■ **STATED GOAL**: Write out every record in full, exactly as written, please.

■ **DATASET CONTENT**:

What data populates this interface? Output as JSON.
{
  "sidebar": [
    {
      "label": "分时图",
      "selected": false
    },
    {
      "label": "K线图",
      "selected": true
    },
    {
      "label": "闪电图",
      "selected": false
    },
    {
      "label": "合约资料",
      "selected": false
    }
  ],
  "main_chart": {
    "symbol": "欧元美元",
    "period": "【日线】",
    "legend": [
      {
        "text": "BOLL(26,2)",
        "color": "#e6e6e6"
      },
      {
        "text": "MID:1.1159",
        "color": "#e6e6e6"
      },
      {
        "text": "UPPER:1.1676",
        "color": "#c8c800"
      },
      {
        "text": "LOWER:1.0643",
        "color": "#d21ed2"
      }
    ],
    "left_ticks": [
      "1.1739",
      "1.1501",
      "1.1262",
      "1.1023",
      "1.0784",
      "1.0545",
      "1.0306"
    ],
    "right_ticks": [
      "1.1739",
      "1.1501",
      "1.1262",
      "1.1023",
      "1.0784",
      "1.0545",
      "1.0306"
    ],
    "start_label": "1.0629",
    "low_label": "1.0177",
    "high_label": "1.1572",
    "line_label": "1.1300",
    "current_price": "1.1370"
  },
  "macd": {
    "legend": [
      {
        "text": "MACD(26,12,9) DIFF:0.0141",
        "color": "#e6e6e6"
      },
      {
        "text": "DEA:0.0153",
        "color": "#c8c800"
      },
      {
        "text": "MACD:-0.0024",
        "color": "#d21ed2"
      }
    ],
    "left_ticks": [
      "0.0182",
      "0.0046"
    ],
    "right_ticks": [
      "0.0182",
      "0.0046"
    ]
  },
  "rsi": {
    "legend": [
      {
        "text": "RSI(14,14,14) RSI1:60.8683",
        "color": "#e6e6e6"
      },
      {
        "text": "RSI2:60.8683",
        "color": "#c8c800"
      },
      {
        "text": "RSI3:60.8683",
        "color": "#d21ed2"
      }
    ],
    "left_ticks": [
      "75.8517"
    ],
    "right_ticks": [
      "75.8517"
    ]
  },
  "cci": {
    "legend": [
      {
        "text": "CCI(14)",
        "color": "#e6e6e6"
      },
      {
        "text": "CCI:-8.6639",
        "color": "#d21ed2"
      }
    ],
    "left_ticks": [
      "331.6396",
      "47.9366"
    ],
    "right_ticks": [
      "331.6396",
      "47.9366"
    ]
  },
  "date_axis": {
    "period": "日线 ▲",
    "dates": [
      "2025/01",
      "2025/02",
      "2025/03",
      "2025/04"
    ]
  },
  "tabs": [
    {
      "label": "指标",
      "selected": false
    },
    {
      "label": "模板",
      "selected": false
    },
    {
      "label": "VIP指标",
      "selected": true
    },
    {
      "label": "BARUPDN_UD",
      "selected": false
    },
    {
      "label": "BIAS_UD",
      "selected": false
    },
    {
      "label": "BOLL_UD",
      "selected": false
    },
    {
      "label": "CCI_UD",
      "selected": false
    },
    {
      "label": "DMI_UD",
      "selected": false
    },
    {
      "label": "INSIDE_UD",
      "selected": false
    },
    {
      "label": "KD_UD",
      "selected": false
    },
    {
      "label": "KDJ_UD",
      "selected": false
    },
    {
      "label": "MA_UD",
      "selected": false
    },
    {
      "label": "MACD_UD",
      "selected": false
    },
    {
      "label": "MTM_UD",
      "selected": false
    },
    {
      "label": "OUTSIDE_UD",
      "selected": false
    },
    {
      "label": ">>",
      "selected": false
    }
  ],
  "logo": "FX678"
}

■ **ANSWER TO THIS EXERCISE**:
What data populates this interface? Output as JSON.
{
  "sidebar": [
    {
      "label": "分时图",
      "selected": false
    },
    {
      "label": "K线图",
      "selected": true
    },
    {
      "label": "闪电图",
      "selected": false
    },
    {
      "label": "合约资料",
      "selected": false
    }
  ],
  "main_chart": {
    "symbol": "欧元美元",
    "period": "【日线】",
    "legend": [
      {
        "text": "BOLL(26,2)",
        "color": "#e6e6e6"
      },
      {
        "text": "MID:1.1159",
        "color": "#e6e6e6"
      },
      {
        "text": "UPPER:1.1676",
        "color": "#c8c800"
      },
      {
        "text": "LOWER:1.0643",
        "color": "#d21ed2"
      }
    ],
    "left_ticks": [
      "1.1739",
      "1.1501",
      "1.1262",
      "1.1023",
      "1.0784",
      "1.0545",
      "1.0306"
    ],
    "right_ticks": [
      "1.1739",
      "1.1501",
      "1.1262",
      "1.1023",
      "1.0784",
      "1.0545",
      "1.0306"
    ],
    "start_label": "1.0629",
    "low_label": "1.0177",
    "high_label": "1.1572",
    "line_label": "1.1300",
    "current_price": "1.1370"
  },
  "macd": {
    "legend": [
      {
        "text": "MACD(26,12,9) DIFF:0.0141",
        "color": "#e6e6e6"
      },
      {
        "text": "DEA:0.0153",
        "color": "#c8c800"
      },
      {
        "text": "MACD:-0.0024",
        "color": "#d21ed2"
      }
    ],
    "left_ticks": [
      "0.0182",
      "0.0046"
    ],
    "right_ticks": [
      "0.0182",
      "0.0046"
    ]
  },
  "rsi": {
    "legend": [
      {
        "text": "RSI(14,14,14) RSI1:60.8683",
        "color": "#e6e6e6"
      },
      {
        "text": "RSI2:60.8683",
        "color": "#c8c800"
      },
      {
        "text": "RSI3:60.8683",
        "color": "#d21ed2"
      }
    ],
    "left_ticks": [
      "75.8517"
    ],
    "right_ticks": [
      "75.8517"
    ]
  },
  "cci": {
    "legend": [
      {
        "text": "CCI(14)",
        "color": "#e6e6e6"
      },
      {
        "text": "CCI:-8.6639",
        "color": "#d21ed2"
      }
    ],
    "left_ticks": [
      "331.6396",
      "47.9366"
    ],
    "right_ticks": [
      "331.6396",
      "47.9366"
    ]
  },
  "date_axis": {
    "period": "日线 ▲",
    "dates": [
      "2025/01",
      "2025/02",
      "2025/03",
      "2025/04"
    ]
  },
  "tabs": [
    {
      "label": "指标",
      "selected": false
    },
    {
      "label": "模板",
      "selected": false
    },
    {
      "label": "VIP指标",
      "selected": true
    },
    {
      "label": "BARUPDN_UD",
      "selected": false
    },
    {
      "label": "BIAS_UD",
      "selected": false
    },
    {
      "label": "BOLL_UD",
      "selected": false
    },
    {
      "label": "CCI_UD",
      "selected": false
    },
    {
      "label": "DMI_UD",
      "selected": false
    },
    {
      "label": "INSIDE_UD",
      "selected": false
    },
    {
      "label": "KD_UD",
      "selected": false
    },
    {
      "label": "KDJ_UD",
      "selected": false
    },
    {
      "label": "MA_UD",
      "selected": false
    },
    {
      "label": "MACD_UD",
      "selected": false
    },
    {
      "label": "MTM_UD",
      "selected": false
    },
    {
      "label": "OUTSIDE_UD",
      "selected": false
    },
    {
      "label": ">>",
      "selected": false
    }
  ],
  "logo": "FX678"
}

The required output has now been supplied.